AIM OF THE TASK:
Please reproduce every record, keeping each one exactly as written.

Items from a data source
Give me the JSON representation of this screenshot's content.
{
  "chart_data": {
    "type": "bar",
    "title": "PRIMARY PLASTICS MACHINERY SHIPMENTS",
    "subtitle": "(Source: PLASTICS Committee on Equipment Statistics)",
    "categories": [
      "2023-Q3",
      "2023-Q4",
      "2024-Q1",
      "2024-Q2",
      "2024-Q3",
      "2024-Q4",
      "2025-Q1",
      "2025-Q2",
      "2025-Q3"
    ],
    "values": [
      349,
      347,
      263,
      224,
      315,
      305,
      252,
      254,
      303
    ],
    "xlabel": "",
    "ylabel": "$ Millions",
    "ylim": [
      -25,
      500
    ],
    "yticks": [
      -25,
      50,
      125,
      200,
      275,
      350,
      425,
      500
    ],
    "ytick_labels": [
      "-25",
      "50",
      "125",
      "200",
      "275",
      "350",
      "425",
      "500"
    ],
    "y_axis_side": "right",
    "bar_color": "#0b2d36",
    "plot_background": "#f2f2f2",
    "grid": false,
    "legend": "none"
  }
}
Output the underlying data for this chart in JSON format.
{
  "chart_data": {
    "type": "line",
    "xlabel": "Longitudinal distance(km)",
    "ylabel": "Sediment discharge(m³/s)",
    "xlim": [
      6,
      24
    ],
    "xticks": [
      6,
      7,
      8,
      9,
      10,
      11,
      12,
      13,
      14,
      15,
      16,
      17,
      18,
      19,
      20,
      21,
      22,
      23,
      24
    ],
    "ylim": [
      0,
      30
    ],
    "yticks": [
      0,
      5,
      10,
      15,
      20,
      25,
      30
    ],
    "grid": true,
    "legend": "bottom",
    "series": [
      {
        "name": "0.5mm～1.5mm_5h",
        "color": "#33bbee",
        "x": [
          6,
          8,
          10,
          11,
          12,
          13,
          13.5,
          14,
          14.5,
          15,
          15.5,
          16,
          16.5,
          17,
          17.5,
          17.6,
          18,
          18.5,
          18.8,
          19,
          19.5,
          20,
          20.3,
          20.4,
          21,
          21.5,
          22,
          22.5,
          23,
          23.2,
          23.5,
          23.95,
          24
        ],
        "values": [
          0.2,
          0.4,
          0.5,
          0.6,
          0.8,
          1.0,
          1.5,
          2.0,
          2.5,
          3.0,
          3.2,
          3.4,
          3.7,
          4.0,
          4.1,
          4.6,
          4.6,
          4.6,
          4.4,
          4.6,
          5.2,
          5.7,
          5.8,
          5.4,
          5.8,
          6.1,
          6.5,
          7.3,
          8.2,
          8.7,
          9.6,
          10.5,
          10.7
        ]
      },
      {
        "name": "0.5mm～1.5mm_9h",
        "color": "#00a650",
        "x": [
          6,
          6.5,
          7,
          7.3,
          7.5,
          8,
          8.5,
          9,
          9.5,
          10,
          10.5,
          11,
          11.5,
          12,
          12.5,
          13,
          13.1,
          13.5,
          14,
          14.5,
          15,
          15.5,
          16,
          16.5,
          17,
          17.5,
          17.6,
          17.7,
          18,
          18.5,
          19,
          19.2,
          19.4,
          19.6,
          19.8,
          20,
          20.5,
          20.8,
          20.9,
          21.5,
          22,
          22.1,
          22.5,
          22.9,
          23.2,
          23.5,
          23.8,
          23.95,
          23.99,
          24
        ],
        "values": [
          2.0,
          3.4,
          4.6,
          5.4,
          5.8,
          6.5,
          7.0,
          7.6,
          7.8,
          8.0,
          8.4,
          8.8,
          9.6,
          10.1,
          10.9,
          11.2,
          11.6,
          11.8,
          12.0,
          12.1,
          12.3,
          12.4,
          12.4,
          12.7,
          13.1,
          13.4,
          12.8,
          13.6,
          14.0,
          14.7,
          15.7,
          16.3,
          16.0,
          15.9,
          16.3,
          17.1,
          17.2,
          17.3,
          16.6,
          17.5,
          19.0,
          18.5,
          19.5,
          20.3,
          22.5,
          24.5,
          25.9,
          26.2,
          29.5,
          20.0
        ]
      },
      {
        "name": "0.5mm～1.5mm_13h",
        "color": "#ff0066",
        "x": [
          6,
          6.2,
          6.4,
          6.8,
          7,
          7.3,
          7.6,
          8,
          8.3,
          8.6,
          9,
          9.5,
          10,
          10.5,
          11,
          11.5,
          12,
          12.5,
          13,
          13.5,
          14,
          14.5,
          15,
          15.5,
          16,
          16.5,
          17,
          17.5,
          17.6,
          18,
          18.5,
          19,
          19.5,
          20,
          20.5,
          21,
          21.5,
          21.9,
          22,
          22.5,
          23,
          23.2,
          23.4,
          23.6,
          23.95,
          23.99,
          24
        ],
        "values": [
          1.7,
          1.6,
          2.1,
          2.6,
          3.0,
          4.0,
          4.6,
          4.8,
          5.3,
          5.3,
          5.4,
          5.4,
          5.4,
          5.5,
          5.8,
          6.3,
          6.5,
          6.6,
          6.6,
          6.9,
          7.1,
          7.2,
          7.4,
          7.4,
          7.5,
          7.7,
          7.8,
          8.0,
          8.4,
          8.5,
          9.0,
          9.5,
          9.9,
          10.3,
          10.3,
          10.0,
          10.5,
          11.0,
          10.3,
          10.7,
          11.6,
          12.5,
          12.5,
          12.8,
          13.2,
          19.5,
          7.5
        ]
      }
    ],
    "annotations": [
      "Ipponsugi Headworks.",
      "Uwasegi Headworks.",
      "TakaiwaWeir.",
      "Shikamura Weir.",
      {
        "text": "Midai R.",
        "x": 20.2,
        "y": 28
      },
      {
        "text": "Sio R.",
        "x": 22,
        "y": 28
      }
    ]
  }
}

ANSWER TO THIS PROBLEM:
Give me the JSON representation of this screenshot's content.
{
  "chart_data": {
    "type": "bar",
    "title": "PRIMARY PLASTICS MACHINERY SHIPMENTS",
    "subtitle": "(Source: PLASTICS Committee on Equipment Statistics)",
    "categories": [
      "2023-Q3",
      "2023-Q4",
      "2024-Q1",
      "2024-Q2",
      "2024-Q3",
      "2024-Q4",
      "2025-Q1",
      "2025-Q2",
      "2025-Q3"
    ],
    "values": [
      349,
      347,
      263,
      224,
      315,
      305,
      252,
      254,
      303
    ],
    "xlabel": "",
    "ylabel": "$ Millions",
    "ylim": [
      -25,
      500
    ],
    "yticks": [
      -25,
      50,
      125,
      200,
      275,
      350,
      425,
      500
    ],
    "ytick_labels": [
      "-25",
      "50",
      "125",
      "200",
      "275",
      "350",
      "425",
      "500"
    ],
    "y_axis_side": "right",
    "bar_color": "#0b2d36",
    "plot_background": "#f2f2f2",
    "grid": false,
    "legend": "none"
  }
}
Output the underlying data for this chart in JSON format.
{
  "chart_data": {
    "type": "line",
    "xlabel": "Longitudinal distance(km)",
    "ylabel": "Sediment discharge(m³/s)",
    "xlim": [
      6,
      24
    ],
    "xticks": [
      6,
      7,
      8,
      9,
      10,
      11,
      12,
      13,
      14,
      15,
      16,
      17,
      18,
      19,
      20,
      21,
      22,
      23,
      24
    ],
    "ylim": [
      0,
      30
    ],
    "yticks": [
      0,
      5,
      10,
      15,
      20,
      25,
      30
    ],
    "grid": true,
    "legend": "bottom",
    "series": [
      {
        "name": "0.5mm～1.5mm_5h",
        "color": "#33bbee",
        "x": [
          6,
          8,
          10,
          11,
          12,
          13,
          13.5,
          14,
          14.5,
          15,
          15.5,
          16,
          16.5,
          17,
          17.5,
          17.6,
          18,
          18.5,
          18.8,
          19,
          19.5,
          20,
          20.3,
          20.4,
          21,
          21.5,
          22,
          22.5,
          23,
          23.2,
          23.5,
          23.95,
          24
        ],
        "values": [
          0.2,
          0.4,
          0.5,
          0.6,
          0.8,
          1.0,
          1.5,
          2.0,
          2.5,
          3.0,
          3.2,
          3.4,
          3.7,
          4.0,
          4.1,
          4.6,
          4.6,
          4.6,
          4.4,
          4.6,
          5.2,
          5.7,
          5.8,
          5.4,
          5.8,
          6.1,
          6.5,
          7.3,
          8.2,
          8.7,
          9.6,
          10.5,
          10.7
        ]
      },
      {
        "name": "0.5mm～1.5mm_9h",
        "color": "#00a650",
        "x": [
          6,
          6.5,
          7,
          7.3,
          7.5,
          8,
          8.5,
          9,
          9.5,
          10,
          10.5,
          11,
          11.5,
          12,
          12.5,
          13,
          13.1,
          13.5,
          14,
          14.5,
          15,
          15.5,
          16,
          16.5,
          17,
          17.5,
          17.6,
          17.7,
          18,
          18.5,
          19,
          19.2,
          19.4,
          19.6,
          19.8,
          20,
          20.5,
          20.8,
          20.9,
          21.5,
          22,
          22.1,
          22.5,
          22.9,
          23.2,
          23.5,
          23.8,
          23.95,
          23.99,
          24
        ],
        "values": [
          2.0,
          3.4,
          4.6,
          5.4,
          5.8,
          6.5,
          7.0,
          7.6,
          7.8,
          8.0,
          8.4,
          8.8,
          9.6,
          10.1,
          10.9,
          11.2,
          11.6,
          11.8,
          12.0,
          12.1,
          12.3,
          12.4,
          12.4,
          12.7,
          13.1,
          13.4,
          12.8,
          13.6,
          14.0,
          14.7,
          15.7,
          16.3,
          16.0,
          15.9,
          16.3,
          17.1,
          17.2,
          17.3,
          16.6,
          17.5,
          19.0,
          18.5,
          19.5,
          20.3,
          22.5,
          24.5,
          25.9,
          26.2,
          29.5,
          20.0
        ]
      },
      {
        "name": "0.5mm～1.5mm_13h",
        "color": "#ff0066",
        "x": [
          6,
          6.2,
          6.4,
          6.8,
          7,
          7.3,
          7.6,
          8,
          8.3,
          8.6,
          9,
          9.5,
          10,
          10.5,
          11,
          11.5,
          12,
          12.5,
          13,
          13.5,
          14,
          14.5,
          15,
          15.5,
          16,
          16.5,
          17,
          17.5,
          17.6,
          18,
          18.5,
          19,
          19.5,
          20,
          20.5,
          21,
          21.5,
          21.9,
          22,
          22.5,
          23,
          23.2,
          23.4,
          23.6,
          23.95,
          23.99,
          24
        ],
        "values": [
          1.7,
          1.6,
          2.1,
          2.6,
          3.0,
          4.0,
          4.6,
          4.8,
          5.3,
          5.3,
          5.4,
          5.4,
          5.4,
          5.5,
          5.8,
          6.3,
          6.5,
          6.6,
          6.6,
          6.9,
          7.1,
          7.2,
          7.4,
          7.4,
          7.5,
          7.7,
          7.8,
          8.0,
          8.4,
          8.5,
          9.0,
          9.5,
          9.9,
          10.3,
          10.3,
          10.0,
          10.5,
          11.0,
          10.3,
          10.7,
          11.6,
          12.5,
          12.5,
          12.8,
          13.2,
          19.5,
          7.5
        ]
      }
    ],
    "annotations": [
      "Ipponsugi Headworks.",
      "Uwasegi Headworks.",
      "TakaiwaWeir.",
      "Shikamura Weir.",
      {
        "text": "Midai R.",
        "x": 20.2,
        "y": 28
      },
      {
        "text": "Sio R.",
        "x": 22,
        "y": 28
      }
    ]
  }
}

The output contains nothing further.